## Available records
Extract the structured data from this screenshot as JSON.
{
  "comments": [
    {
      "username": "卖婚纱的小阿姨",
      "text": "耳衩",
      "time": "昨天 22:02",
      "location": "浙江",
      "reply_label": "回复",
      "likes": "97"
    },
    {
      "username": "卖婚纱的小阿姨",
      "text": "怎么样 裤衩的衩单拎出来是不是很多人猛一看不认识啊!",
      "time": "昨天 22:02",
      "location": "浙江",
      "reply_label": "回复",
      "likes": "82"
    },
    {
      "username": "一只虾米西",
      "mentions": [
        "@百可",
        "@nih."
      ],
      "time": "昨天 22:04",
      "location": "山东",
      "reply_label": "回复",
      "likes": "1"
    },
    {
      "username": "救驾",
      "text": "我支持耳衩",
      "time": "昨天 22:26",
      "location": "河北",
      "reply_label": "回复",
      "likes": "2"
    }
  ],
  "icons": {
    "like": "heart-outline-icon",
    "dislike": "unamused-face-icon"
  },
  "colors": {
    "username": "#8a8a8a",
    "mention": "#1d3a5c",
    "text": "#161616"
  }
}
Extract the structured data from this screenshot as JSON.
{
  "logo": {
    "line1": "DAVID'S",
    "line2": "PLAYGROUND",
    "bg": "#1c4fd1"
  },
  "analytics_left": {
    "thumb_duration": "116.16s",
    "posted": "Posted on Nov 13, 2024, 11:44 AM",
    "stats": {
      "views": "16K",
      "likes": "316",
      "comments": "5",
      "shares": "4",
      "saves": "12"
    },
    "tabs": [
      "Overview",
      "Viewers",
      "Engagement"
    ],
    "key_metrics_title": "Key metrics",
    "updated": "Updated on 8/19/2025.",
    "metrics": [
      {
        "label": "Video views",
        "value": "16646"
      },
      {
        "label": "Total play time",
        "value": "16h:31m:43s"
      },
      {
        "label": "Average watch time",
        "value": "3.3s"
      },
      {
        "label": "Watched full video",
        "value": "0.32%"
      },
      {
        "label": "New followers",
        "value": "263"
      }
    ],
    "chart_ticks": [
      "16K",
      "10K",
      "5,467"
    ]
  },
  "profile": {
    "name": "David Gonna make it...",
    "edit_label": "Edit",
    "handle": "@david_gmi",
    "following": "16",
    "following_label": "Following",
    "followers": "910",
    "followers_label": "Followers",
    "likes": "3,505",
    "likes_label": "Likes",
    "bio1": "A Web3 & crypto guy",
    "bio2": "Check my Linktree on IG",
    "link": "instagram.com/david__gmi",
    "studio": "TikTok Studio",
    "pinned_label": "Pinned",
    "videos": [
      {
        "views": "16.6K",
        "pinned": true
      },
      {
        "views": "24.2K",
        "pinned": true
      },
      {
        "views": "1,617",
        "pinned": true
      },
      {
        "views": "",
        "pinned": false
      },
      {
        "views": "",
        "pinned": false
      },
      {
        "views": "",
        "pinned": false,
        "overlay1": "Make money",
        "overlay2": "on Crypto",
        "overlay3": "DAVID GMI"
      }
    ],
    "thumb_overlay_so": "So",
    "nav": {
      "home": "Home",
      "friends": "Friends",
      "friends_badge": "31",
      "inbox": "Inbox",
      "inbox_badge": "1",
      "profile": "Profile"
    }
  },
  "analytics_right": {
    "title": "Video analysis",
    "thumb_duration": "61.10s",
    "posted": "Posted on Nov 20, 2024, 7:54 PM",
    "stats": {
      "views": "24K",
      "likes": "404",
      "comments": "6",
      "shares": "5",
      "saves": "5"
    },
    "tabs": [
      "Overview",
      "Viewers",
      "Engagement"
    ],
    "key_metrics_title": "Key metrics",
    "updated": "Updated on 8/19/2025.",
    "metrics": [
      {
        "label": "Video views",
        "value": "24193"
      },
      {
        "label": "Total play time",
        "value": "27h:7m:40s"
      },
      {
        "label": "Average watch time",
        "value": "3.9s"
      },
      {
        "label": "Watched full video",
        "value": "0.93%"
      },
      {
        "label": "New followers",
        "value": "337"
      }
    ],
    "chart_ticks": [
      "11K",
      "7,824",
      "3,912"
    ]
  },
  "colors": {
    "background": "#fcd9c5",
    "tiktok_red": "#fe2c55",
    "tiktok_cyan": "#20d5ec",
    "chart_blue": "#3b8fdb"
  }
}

## Your task
Only lines with the word "Posted" are wanted, so copy each one from the records.

## Answer
    "posted": "Posted on Nov 13, 2024, 11:44 AM",
    "posted": "Posted on Nov 20, 2024, 7:54 PM",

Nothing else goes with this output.